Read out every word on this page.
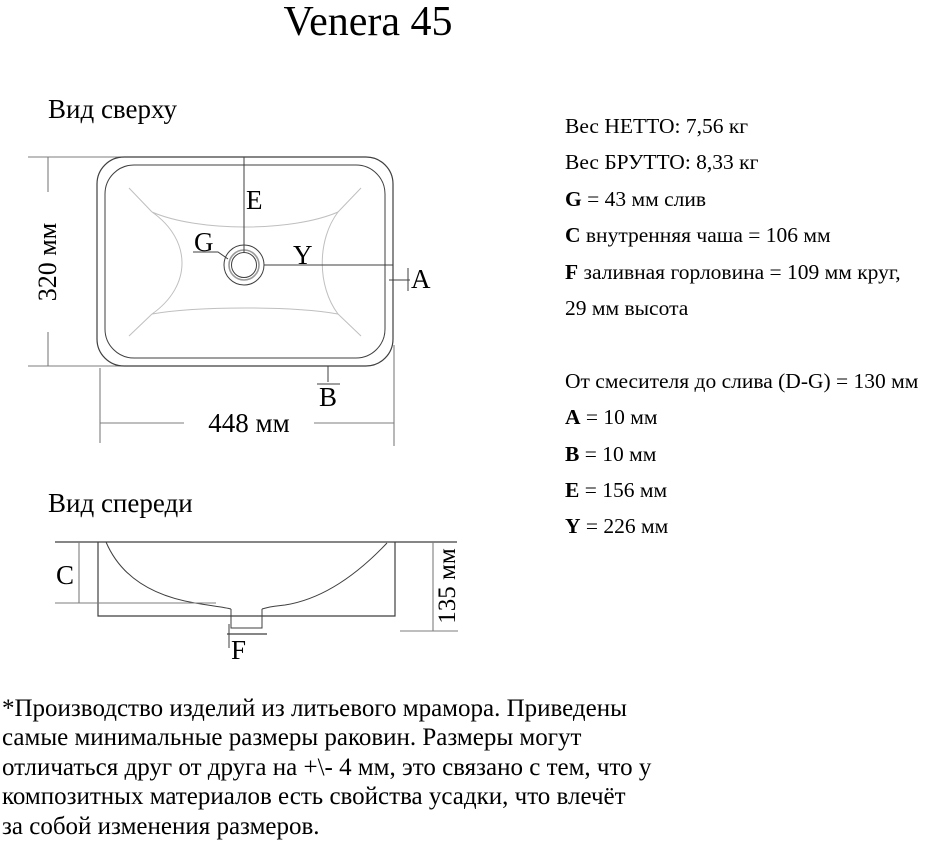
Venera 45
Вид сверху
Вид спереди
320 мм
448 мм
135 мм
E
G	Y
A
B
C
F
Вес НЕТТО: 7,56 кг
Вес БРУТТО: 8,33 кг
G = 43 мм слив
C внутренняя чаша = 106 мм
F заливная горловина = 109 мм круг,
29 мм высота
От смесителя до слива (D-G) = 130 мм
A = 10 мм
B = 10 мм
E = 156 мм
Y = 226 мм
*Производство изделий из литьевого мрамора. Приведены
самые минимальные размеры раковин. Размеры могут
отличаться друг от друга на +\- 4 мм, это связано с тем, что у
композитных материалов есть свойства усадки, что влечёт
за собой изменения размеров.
==
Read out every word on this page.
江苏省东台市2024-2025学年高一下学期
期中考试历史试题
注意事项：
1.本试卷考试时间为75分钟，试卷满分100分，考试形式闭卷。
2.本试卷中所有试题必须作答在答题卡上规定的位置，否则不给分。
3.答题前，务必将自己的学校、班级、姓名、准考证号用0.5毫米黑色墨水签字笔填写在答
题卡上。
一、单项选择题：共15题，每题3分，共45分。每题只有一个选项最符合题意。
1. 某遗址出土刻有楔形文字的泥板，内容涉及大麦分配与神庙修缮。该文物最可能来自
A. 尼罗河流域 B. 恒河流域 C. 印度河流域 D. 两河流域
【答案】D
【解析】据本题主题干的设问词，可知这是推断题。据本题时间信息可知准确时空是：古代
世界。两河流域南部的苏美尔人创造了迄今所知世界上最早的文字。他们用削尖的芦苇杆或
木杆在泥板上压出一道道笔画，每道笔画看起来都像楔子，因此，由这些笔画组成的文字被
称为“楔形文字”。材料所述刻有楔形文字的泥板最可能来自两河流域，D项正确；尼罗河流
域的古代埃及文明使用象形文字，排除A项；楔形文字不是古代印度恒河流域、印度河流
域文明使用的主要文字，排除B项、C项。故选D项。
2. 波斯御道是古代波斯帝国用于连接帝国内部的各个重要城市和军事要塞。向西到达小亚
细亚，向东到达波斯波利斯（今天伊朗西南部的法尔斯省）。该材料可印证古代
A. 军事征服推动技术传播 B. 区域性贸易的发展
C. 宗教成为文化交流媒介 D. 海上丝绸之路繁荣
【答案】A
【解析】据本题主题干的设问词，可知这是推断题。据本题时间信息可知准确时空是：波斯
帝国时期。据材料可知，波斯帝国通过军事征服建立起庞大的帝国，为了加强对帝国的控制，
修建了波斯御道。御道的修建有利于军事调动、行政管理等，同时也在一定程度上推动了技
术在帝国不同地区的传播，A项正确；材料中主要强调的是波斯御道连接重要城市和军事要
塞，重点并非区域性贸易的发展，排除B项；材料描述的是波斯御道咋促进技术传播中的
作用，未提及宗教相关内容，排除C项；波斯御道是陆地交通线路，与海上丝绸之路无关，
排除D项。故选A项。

What you should do ->
Display every line of the listing that contains the string "排除B项".

Task result ->
域文明使用的主要文字，排除B项、C项。故选D项。
塞，重点并非区域性贸易的发展，排除B项；材料描述的是波斯御道咋促进技术传播中的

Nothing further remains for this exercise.